Directions for this task
Reproduce the lines of the material exactly, excluding every image.

--- BEGIN Supplied data ---

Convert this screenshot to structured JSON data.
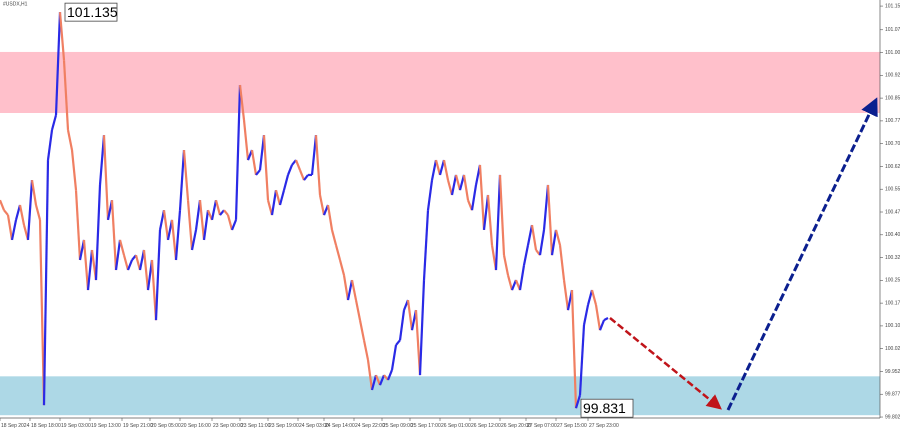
{
  "chart_data": {
    "type": "line",
    "title": "#USDX,H1",
    "up_color": "#2a2ae6",
    "down_color": "#f07f62",
    "values": [
      100.516,
      100.483,
      100.467,
      100.385,
      100.451,
      100.5,
      100.434,
      100.385,
      100.582,
      100.5,
      100.451,
      99.841,
      100.648,
      100.747,
      100.796,
      101.135,
      100.977,
      100.747,
      100.681,
      100.549,
      100.319,
      100.385,
      100.22,
      100.352,
      100.253,
      100.566,
      100.73,
      100.451,
      100.516,
      100.286,
      100.385,
      100.335,
      100.286,
      100.319,
      100.335,
      100.286,
      100.352,
      100.22,
      100.319,
      100.121,
      100.418,
      100.483,
      100.385,
      100.451,
      100.319,
      100.483,
      100.681,
      100.516,
      100.352,
      100.418,
      100.516,
      100.385,
      100.483,
      100.451,
      100.516,
      100.467,
      100.483,
      100.467,
      100.418,
      100.451,
      100.895,
      100.78,
      100.648,
      100.681,
      100.599,
      100.615,
      100.73,
      100.516,
      100.467,
      100.549,
      100.5,
      100.549,
      100.599,
      100.632,
      100.648,
      100.615,
      100.582,
      100.599,
      100.599,
      100.73,
      100.533,
      100.467,
      100.5,
      100.418,
      100.368,
      100.319,
      100.269,
      100.187,
      100.253,
      100.187,
      100.121,
      100.055,
      99.99,
      99.891,
      99.94,
      99.907,
      99.94,
      99.924,
      99.957,
      100.039,
      100.055,
      100.154,
      100.187,
      100.088,
      100.154,
      99.94,
      100.253,
      100.483,
      100.582,
      100.648,
      100.599,
      100.648,
      100.582,
      100.533,
      100.599,
      100.549,
      100.599,
      100.516,
      100.483,
      100.566,
      100.632,
      100.418,
      100.533,
      100.368,
      100.286,
      100.599,
      100.335,
      100.269,
      100.22,
      100.253,
      100.22,
      100.302,
      100.368,
      100.434,
      100.352,
      100.335,
      100.418,
      100.566,
      100.335,
      100.418,
      100.368,
      100.253,
      100.154,
      100.22,
      99.831,
      99.874,
      100.105,
      100.171,
      100.22,
      100.171,
      100.088,
      100.121,
      100.128
    ],
    "xlim": [
      0,
      220
    ],
    "xticks": [
      {
        "value": 0,
        "label": "18 Sep 2024"
      },
      {
        "value": 7.5,
        "label": "18 Sep 18:00"
      },
      {
        "value": 15,
        "label": "19 Sep 03:00"
      },
      {
        "value": 22.5,
        "label": "19 Sep 13:00"
      },
      {
        "value": 30.5,
        "label": "19 Sep 21:00"
      },
      {
        "value": 37.5,
        "label": "20 Sep 05:00"
      },
      {
        "value": 45,
        "label": "20 Sep 16:00"
      },
      {
        "value": 53,
        "label": "23 Sep 00:00"
      },
      {
        "value": 60,
        "label": "23 Sep 11:00"
      },
      {
        "value": 67,
        "label": "23 Sep 19:00"
      },
      {
        "value": 74.5,
        "label": "24 Sep 03:00"
      },
      {
        "value": 81,
        "label": "24 Sep 14:00"
      },
      {
        "value": 88.5,
        "label": "24 Sep 22:00"
      },
      {
        "value": 95.5,
        "label": "25 Sep 09:00"
      },
      {
        "value": 102.5,
        "label": "25 Sep 17:00"
      },
      {
        "value": 110,
        "label": "26 Sep 01:00"
      },
      {
        "value": 117.5,
        "label": "26 Sep 12:00"
      },
      {
        "value": 125,
        "label": "26 Sep 20:00"
      },
      {
        "value": 131.5,
        "label": "27 Sep 07:00"
      },
      {
        "value": 139,
        "label": "27 Sep 15:00"
      },
      {
        "value": 147,
        "label": "27 Sep 23:00"
      }
    ],
    "ylim": [
      99.756,
      101.175
    ],
    "yticks": [
      101.155,
      101.077,
      101.002,
      100.927,
      100.852,
      100.777,
      100.702,
      100.627,
      100.552,
      100.477,
      100.402,
      100.327,
      100.252,
      100.177,
      100.102,
      100.027,
      99.952,
      99.877,
      99.802
    ],
    "zones": [
      {
        "color": "#ffc0cb",
        "from": 101.004,
        "to": 100.803
      },
      {
        "color": "#add8e6",
        "from": 99.936,
        "to": 99.808
      }
    ],
    "annotations": [
      {
        "value": 101.135,
        "x": 15
      },
      {
        "value": 99.831,
        "x": 144
      }
    ]
  }
}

--- END Supplied data ---

Solved exercise
Convert this screenshot to structured JSON data.
{
  "chart_data": {
    "type": "line",
    "title": "#USDX,H1",
    "up_color": "#2a2ae6",
    "down_color": "#f07f62",
    "values": [
      100.516,
      100.483,
      100.467,
      100.385,
      100.451,
      100.5,
      100.434,
      100.385,
      100.582,
      100.5,
      100.451,
      99.841,
      100.648,
      100.747,
      100.796,
      101.135,
      100.977,
      100.747,
      100.681,
      100.549,
      100.319,
      100.385,
      100.22,
      100.352,
      100.253,
      100.566,
      100.73,
      100.451,
      100.516,
      100.286,
      100.385,
      100.335,
      100.286,
      100.319,
      100.335,
      100.286,
      100.352,
      100.22,
      100.319,
      100.121,
      100.418,
      100.483,
      100.385,
      100.451,
      100.319,
      100.483,
      100.681,
      100.516,
      100.352,
      100.418,
      100.516,
      100.385,
      100.483,
      100.451,
      100.516,
      100.467,
      100.483,
      100.467,
      100.418,
      100.451,
      100.895,
      100.78,
      100.648,
      100.681,
      100.599,
      100.615,
      100.73,
      100.516,
      100.467,
      100.549,
      100.5,
      100.549,
      100.599,
      100.632,
      100.648,
      100.615,
      100.582,
      100.599,
      100.599,
      100.73,
      100.533,
      100.467,
      100.5,
      100.418,
      100.368,
      100.319,
      100.269,
      100.187,
      100.253,
      100.187,
      100.121,
      100.055,
      99.99,
      99.891,
      99.94,
      99.907,
      99.94,
      99.924,
      99.957,
      100.039,
      100.055,
      100.154,
      100.187,
      100.088,
      100.154,
      99.94,
      100.253,
      100.483,
      100.582,
      100.648,
      100.599,
      100.648,
      100.582,
      100.533,
      100.599,
      100.549,
      100.599,
      100.516,
      100.483,
      100.566,
      100.632,
      100.418,
      100.533,
      100.368,
      100.286,
      100.599,
      100.335,
      100.269,
      100.22,
      100.253,
      100.22,
      100.302,
      100.368,
      100.434,
      100.352,
      100.335,
      100.418,
      100.566,
      100.335,
      100.418,
      100.368,
      100.253,
      100.154,
      100.22,
      99.831,
      99.874,
      100.105,
      100.171,
      100.22,
      100.171,
      100.088,
      100.121,
      100.128
    ],
    "xlim": [
      0,
      220
    ],
    "xticks": [
      {
        "value": 0,
        "label": "18 Sep 2024"
      },
      {
        "value": 7.5,
        "label": "18 Sep 18:00"
      },
      {
        "value": 15,
        "label": "19 Sep 03:00"
      },
      {
        "value": 22.5,
        "label": "19 Sep 13:00"
      },
      {
        "value": 30.5,
        "label": "19 Sep 21:00"
      },
      {
        "value": 37.5,
        "label": "20 Sep 05:00"
      },
      {
        "value": 45,
        "label": "20 Sep 16:00"
      },
      {
        "value": 53,
        "label": "23 Sep 00:00"
      },
      {
        "value": 60,
        "label": "23 Sep 11:00"
      },
      {
        "value": 67,
        "label": "23 Sep 19:00"
      },
      {
        "value": 74.5,
        "label": "24 Sep 03:00"
      },
      {
        "value": 81,
        "label": "24 Sep 14:00"
      },
      {
        "value": 88.5,
        "label": "24 Sep 22:00"
      },
      {
        "value": 95.5,
        "label": "25 Sep 09:00"
      },
      {
        "value": 102.5,
        "label": "25 Sep 17:00"
      },
      {
        "value": 110,
        "label": "26 Sep 01:00"
      },
      {
        "value": 117.5,
        "label": "26 Sep 12:00"
      },
      {
        "value": 125,
        "label": "26 Sep 20:00"
      },
      {
        "value": 131.5,
        "label": "27 Sep 07:00"
      },
      {
        "value": 139,
        "label": "27 Sep 15:00"
      },
      {
        "value": 147,
        "label": "27 Sep 23:00"
      }
    ],
    "ylim": [
      99.756,
      101.175
    ],
    "yticks": [
      101.155,
      101.077,
      101.002,
      100.927,
      100.852,
      100.777,
      100.702,
      100.627,
      100.552,
      100.477,
      100.402,
      100.327,
      100.252,
      100.177,
      100.102,
      100.027,
      99.952,
      99.877,
      99.802
    ],
    "zones": [
      {
        "color": "#ffc0cb",
        "from": 101.004,
        "to": 100.803
      },
      {
        "color": "#add8e6",
        "from": 99.936,
        "to": 99.808
      }
    ],
    "annotations": [
      {
        "value": 101.135,
        "x": 15
      },
      {
        "value": 99.831,
        "x": 144
      }
    ]
  }
}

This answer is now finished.